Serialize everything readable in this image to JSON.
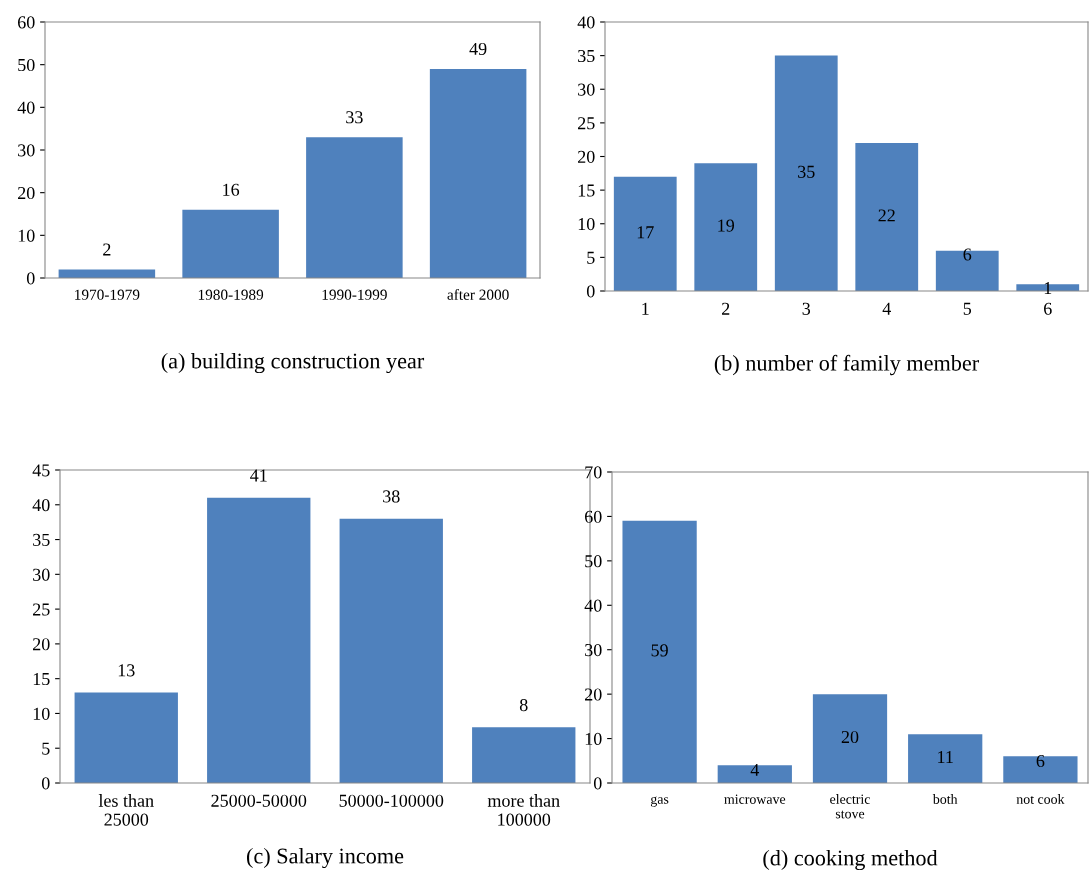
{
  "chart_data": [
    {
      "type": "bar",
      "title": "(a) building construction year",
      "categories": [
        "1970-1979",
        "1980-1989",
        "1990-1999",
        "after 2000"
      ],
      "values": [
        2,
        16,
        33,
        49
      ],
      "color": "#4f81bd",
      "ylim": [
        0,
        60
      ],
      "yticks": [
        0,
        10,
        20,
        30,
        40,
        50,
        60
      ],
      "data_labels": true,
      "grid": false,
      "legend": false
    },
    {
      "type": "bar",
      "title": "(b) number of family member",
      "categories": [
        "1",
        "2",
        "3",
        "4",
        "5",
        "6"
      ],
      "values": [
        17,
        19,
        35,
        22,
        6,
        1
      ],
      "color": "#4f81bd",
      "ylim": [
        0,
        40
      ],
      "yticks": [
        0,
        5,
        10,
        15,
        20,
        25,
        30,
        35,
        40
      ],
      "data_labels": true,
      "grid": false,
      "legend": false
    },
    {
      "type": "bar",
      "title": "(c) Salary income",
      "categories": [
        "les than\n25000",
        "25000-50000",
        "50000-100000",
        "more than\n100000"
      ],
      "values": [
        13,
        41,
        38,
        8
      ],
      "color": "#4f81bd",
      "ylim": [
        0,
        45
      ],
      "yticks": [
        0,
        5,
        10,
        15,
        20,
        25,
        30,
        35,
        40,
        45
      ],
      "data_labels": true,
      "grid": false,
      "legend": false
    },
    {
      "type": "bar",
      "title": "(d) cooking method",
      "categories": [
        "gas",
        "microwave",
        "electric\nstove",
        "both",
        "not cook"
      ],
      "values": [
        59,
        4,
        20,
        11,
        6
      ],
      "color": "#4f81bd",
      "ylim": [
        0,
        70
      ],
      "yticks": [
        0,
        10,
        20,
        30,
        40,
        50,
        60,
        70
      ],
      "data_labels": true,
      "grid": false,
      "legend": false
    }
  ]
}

● GIVEN TASK
Transcribe all the records above word for word, without their images.

● RESPONSE TO THE EXERCISE
Serialize everything readable in this image to JSON.
{
  "chart_data": [
    {
      "type": "bar",
      "title": "(a) building construction year",
      "categories": [
        "1970-1979",
        "1980-1989",
        "1990-1999",
        "after 2000"
      ],
      "values": [
        2,
        16,
        33,
        49
      ],
      "color": "#4f81bd",
      "ylim": [
        0,
        60
      ],
      "yticks": [
        0,
        10,
        20,
        30,
        40,
        50,
        60
      ],
      "data_labels": true,
      "grid": false,
      "legend": false
    },
    {
      "type": "bar",
      "title": "(b) number of family member",
      "categories": [
        "1",
        "2",
        "3",
        "4",
        "5",
        "6"
      ],
      "values": [
        17,
        19,
        35,
        22,
        6,
        1
      ],
      "color": "#4f81bd",
      "ylim": [
        0,
        40
      ],
      "yticks": [
        0,
        5,
        10,
        15,
        20,
        25,
        30,
        35,
        40
      ],
      "data_labels": true,
      "grid": false,
      "legend": false
    },
    {
      "type": "bar",
      "title": "(c) Salary income",
      "categories": [
        "les than\n25000",
        "25000-50000",
        "50000-100000",
        "more than\n100000"
      ],
      "values": [
        13,
        41,
        38,
        8
      ],
      "color": "#4f81bd",
      "ylim": [
        0,
        45
      ],
      "yticks": [
        0,
        5,
        10,
        15,
        20,
        25,
        30,
        35,
        40,
        45
      ],
      "data_labels": true,
      "grid": false,
      "legend": false
    },
    {
      "type": "bar",
      "title": "(d) cooking method",
      "categories": [
        "gas",
        "microwave",
        "electric\nstove",
        "both",
        "not cook"
      ],
      "values": [
        59,
        4,
        20,
        11,
        6
      ],
      "color": "#4f81bd",
      "ylim": [
        0,
        70
      ],
      "yticks": [
        0,
        10,
        20,
        30,
        40,
        50,
        60,
        70
      ],
      "data_labels": true,
      "grid": false,
      "legend": false
    }
  ]
}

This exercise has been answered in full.